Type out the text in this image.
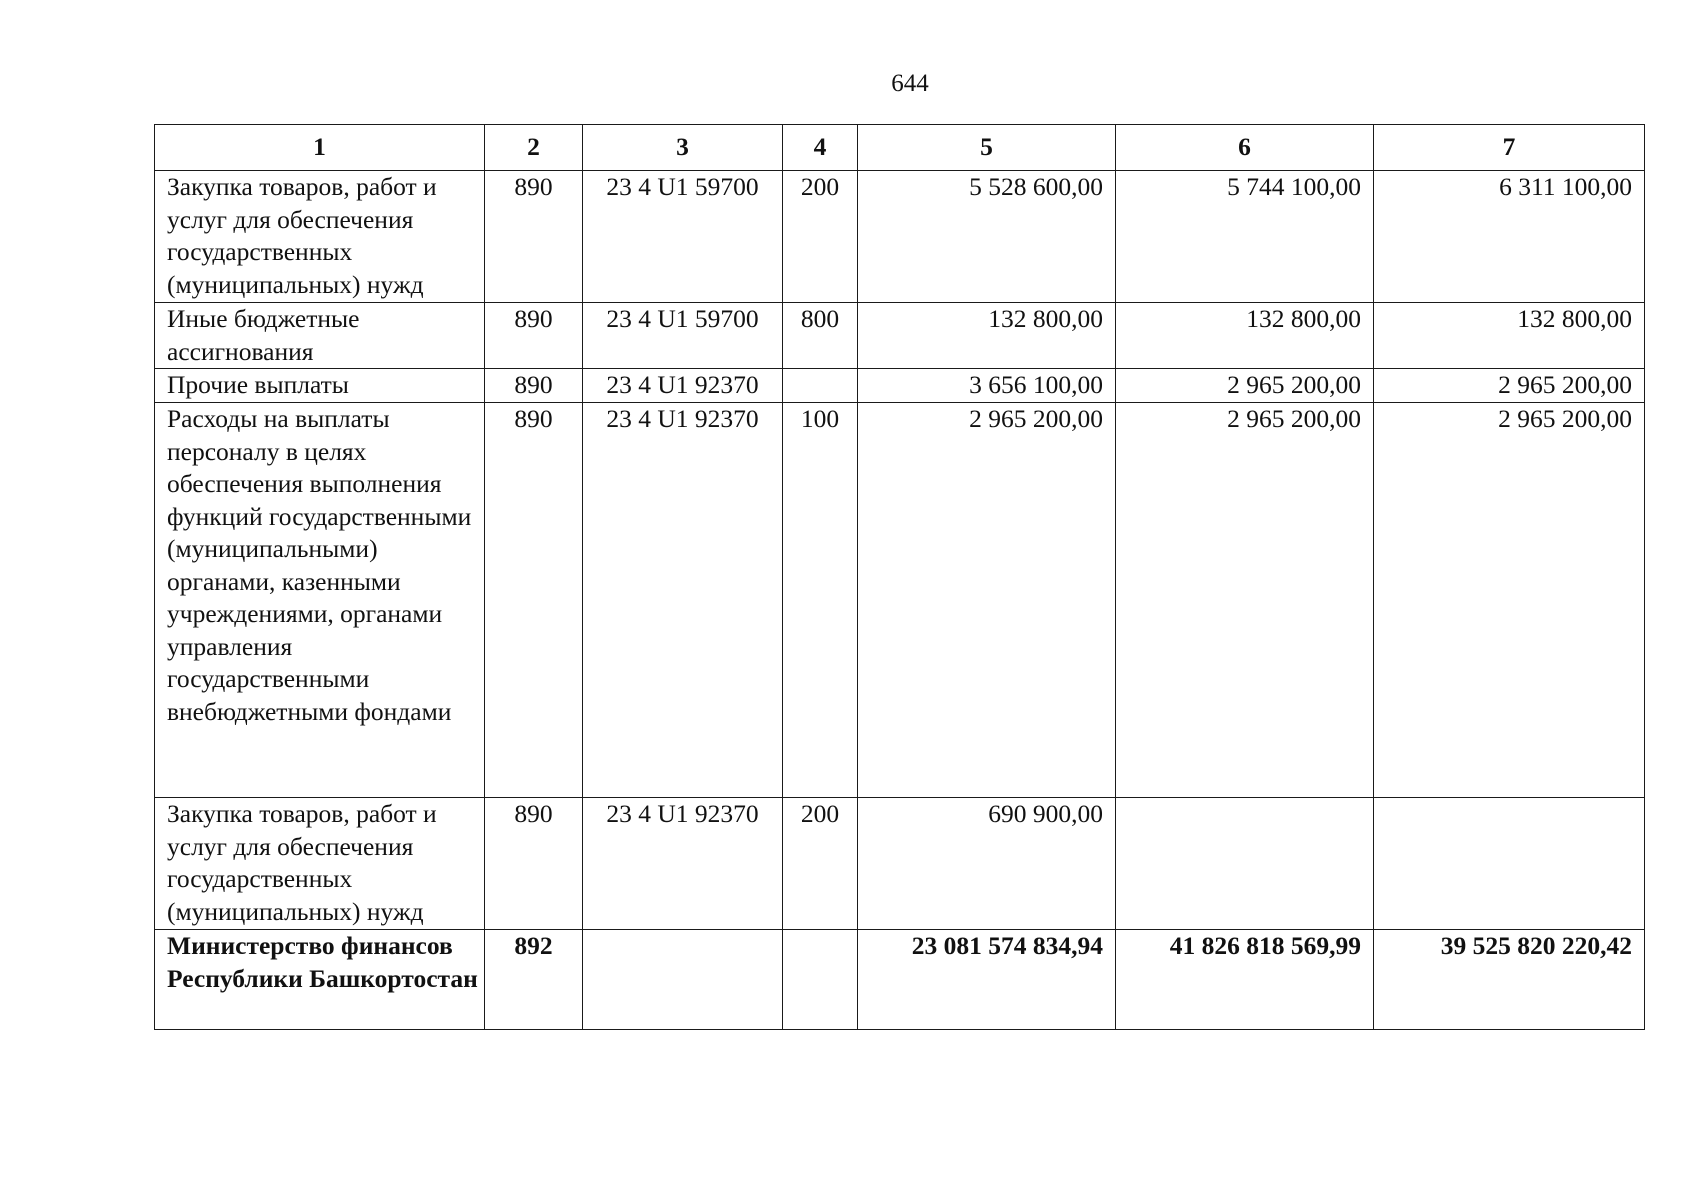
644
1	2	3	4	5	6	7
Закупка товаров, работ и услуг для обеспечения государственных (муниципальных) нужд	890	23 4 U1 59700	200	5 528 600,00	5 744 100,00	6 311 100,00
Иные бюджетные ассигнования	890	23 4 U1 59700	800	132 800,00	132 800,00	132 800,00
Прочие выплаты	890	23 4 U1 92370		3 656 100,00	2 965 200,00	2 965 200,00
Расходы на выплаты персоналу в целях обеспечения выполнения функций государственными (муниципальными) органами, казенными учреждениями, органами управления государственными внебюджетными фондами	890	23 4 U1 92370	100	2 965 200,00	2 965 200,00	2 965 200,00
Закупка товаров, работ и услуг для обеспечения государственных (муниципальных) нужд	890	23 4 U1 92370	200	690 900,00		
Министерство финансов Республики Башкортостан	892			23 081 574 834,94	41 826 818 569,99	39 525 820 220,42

* * * * * * * * *

### [GOAL]
Leaving all pictures aside, quote each record exactly.

### [OUTPUT FOR THIS EXERCISE]
Type out the text in this image.
644
1	2	3	4	5	6	7
Закупка товаров, работ и услуг для обеспечения государственных (муниципальных) нужд	890	23 4 U1 59700	200	5 528 600,00	5 744 100,00	6 311 100,00
Иные бюджетные ассигнования	890	23 4 U1 59700	800	132 800,00	132 800,00	132 800,00
Прочие выплаты	890	23 4 U1 92370		3 656 100,00	2 965 200,00	2 965 200,00
Расходы на выплаты персоналу в целях обеспечения выполнения функций государственными (муниципальными) органами, казенными учреждениями, органами управления государственными внебюджетными фондами	890	23 4 U1 92370	100	2 965 200,00	2 965 200,00	2 965 200,00
Закупка товаров, работ и услуг для обеспечения государственных (муниципальных) нужд	890	23 4 U1 92370	200	690 900,00		
Министерство финансов Республики Башкортостан	892			23 081 574 834,94	41 826 818 569,99	39 525 820 220,42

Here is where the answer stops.